**AIM:** Collect every line below that contains the word "document".

**DATASET ROWS:**

_ _ _ _

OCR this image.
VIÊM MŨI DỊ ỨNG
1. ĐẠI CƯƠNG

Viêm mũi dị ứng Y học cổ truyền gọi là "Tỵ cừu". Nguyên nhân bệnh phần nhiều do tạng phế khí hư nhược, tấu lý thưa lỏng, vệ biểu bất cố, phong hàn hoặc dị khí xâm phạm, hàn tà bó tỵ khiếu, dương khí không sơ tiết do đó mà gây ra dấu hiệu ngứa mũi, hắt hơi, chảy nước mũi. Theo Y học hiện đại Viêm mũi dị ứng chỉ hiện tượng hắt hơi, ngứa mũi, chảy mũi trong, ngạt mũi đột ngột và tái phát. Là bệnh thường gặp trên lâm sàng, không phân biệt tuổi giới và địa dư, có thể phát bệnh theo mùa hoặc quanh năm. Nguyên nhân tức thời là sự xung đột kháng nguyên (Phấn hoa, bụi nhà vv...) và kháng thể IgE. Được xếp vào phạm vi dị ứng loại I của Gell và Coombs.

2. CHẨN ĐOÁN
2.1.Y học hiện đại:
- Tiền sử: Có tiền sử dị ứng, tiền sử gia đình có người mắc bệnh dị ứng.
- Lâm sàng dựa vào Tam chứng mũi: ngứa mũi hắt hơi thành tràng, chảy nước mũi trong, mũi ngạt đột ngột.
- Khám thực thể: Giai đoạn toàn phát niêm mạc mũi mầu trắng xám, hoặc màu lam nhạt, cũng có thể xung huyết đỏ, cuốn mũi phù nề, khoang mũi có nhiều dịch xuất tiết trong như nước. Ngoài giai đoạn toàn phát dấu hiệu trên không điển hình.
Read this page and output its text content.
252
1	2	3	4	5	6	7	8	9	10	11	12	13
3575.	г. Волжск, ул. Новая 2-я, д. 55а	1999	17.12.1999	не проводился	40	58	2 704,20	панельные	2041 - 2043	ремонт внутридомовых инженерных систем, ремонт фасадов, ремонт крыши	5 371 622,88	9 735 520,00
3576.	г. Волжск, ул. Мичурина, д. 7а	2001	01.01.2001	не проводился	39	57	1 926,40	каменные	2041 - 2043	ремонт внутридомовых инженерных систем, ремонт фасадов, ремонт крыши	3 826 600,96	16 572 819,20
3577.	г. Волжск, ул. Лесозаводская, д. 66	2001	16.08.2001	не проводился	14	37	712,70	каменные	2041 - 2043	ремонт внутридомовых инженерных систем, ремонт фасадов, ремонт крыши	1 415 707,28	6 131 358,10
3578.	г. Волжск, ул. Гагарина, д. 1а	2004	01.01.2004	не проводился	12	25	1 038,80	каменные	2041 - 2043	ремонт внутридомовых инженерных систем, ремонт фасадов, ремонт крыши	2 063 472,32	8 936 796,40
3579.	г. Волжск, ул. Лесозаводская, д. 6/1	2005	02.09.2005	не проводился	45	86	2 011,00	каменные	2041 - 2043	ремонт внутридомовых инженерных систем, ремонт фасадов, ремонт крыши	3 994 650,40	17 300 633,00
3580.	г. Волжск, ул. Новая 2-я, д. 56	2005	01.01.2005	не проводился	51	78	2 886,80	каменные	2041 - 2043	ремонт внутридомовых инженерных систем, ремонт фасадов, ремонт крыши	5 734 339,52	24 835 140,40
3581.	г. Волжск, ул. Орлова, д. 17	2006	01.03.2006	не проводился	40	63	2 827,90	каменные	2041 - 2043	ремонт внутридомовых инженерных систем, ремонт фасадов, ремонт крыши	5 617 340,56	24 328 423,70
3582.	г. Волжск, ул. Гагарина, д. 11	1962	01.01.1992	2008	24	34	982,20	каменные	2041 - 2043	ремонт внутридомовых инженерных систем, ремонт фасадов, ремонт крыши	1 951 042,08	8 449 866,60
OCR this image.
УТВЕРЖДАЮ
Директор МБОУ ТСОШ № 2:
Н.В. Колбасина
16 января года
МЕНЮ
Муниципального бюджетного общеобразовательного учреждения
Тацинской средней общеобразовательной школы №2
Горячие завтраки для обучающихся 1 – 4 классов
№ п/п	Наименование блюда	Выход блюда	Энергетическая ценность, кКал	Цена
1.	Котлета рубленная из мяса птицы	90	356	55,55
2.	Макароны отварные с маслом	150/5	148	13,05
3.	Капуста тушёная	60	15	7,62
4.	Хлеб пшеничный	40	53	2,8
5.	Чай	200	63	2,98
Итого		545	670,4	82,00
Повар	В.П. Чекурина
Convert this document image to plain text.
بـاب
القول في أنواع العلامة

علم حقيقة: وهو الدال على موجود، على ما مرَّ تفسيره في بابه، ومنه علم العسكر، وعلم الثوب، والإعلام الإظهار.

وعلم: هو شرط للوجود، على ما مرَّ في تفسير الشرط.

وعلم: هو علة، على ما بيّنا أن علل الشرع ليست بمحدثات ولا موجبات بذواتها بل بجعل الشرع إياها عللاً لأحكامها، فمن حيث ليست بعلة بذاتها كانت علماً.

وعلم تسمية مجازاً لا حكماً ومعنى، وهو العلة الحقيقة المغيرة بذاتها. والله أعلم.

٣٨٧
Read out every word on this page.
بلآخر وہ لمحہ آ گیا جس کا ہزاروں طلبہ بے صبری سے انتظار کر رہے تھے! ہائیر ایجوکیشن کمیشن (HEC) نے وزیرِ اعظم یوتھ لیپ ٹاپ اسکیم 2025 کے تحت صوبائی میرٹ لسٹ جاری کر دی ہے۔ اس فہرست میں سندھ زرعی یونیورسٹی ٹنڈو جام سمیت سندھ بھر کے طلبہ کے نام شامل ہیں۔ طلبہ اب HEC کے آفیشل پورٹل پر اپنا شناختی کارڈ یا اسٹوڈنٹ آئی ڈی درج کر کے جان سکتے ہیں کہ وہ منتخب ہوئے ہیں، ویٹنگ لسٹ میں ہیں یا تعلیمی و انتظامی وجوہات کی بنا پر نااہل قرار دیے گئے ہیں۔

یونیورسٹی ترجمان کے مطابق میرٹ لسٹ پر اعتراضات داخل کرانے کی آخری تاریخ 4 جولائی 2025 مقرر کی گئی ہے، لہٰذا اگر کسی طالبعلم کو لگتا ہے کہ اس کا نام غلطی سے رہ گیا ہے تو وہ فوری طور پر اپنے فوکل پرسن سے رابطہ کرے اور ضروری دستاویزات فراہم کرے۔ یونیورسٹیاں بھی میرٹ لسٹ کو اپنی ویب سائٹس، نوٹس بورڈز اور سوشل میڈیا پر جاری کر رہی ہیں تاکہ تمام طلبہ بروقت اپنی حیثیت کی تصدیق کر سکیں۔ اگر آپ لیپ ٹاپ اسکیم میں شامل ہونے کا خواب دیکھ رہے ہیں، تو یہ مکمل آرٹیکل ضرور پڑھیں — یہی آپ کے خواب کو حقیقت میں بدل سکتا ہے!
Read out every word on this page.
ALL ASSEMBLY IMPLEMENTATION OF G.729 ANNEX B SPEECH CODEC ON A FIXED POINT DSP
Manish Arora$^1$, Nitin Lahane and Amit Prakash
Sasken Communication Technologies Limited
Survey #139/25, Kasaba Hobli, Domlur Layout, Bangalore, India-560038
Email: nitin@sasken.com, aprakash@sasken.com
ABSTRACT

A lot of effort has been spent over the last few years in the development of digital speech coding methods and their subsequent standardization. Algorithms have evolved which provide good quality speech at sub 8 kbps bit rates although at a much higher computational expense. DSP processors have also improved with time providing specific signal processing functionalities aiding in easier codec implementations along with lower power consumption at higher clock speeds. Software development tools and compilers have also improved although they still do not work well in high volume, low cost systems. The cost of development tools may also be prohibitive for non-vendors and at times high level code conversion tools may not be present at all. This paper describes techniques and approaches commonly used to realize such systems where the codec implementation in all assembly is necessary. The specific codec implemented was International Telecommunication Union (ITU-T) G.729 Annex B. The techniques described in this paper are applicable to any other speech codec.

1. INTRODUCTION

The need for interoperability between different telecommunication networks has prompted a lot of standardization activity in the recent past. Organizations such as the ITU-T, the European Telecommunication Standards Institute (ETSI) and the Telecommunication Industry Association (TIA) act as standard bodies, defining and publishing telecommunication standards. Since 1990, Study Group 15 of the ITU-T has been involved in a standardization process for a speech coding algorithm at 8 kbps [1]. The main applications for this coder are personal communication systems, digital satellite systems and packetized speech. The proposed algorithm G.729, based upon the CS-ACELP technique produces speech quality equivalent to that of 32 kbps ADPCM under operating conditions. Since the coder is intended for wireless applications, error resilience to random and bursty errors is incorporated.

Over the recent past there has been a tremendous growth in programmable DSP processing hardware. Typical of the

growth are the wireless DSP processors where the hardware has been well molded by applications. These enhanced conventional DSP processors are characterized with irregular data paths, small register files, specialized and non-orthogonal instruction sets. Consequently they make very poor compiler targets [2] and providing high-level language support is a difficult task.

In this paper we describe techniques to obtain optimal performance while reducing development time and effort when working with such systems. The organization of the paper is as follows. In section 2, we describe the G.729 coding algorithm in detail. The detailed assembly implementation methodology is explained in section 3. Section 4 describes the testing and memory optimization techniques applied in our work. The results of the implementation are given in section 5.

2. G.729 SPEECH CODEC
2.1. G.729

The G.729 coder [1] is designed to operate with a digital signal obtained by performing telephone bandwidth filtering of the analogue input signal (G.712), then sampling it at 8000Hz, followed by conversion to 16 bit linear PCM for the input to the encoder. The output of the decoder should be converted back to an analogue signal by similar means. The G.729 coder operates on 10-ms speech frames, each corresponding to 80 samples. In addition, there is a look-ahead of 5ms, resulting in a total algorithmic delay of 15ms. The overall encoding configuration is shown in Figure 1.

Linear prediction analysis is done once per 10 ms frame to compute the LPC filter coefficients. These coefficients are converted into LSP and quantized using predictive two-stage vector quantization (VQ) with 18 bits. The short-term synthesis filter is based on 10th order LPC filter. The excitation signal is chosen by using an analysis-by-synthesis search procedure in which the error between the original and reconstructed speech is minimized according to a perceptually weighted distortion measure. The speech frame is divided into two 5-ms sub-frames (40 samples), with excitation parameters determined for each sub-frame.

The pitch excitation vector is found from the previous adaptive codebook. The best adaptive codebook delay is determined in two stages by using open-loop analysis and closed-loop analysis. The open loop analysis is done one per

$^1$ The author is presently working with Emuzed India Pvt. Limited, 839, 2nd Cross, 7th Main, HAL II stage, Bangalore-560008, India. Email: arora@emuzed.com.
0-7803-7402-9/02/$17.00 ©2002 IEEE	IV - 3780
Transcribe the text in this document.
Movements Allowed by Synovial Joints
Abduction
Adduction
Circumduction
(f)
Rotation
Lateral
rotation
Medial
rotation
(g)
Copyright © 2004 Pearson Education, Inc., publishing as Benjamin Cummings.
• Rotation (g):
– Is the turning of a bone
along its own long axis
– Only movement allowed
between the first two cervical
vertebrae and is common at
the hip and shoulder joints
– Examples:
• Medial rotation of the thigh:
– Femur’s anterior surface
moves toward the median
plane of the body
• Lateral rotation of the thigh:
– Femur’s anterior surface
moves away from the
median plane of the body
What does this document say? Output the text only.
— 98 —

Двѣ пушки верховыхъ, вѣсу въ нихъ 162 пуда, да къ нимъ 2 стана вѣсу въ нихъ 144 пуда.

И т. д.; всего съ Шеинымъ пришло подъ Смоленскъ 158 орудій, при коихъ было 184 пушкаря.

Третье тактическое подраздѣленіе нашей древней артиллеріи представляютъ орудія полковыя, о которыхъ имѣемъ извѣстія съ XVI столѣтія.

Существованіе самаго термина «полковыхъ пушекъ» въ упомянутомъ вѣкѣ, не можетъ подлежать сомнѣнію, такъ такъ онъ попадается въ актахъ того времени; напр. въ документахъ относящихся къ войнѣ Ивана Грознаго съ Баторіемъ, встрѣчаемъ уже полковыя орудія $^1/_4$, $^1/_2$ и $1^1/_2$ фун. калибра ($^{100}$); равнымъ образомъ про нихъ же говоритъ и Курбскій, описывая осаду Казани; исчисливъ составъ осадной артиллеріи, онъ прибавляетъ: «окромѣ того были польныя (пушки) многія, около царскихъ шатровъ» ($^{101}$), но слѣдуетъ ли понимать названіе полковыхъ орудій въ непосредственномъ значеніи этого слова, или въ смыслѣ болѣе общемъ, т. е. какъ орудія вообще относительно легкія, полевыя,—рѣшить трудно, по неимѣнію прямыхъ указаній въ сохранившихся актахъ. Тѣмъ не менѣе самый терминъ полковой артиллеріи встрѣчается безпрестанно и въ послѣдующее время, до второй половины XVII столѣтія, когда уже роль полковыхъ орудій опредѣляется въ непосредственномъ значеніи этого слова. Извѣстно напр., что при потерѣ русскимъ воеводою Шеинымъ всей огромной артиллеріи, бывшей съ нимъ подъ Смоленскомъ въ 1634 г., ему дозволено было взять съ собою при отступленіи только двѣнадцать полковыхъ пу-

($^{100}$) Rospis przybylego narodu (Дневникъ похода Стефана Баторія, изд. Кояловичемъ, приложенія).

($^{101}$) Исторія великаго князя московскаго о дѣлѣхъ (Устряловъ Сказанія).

_ _ _ _

**THE OUTPUT:**
Convert this document image to plain text.
Transcribe the text in this document.
What does this document say? Output the text only.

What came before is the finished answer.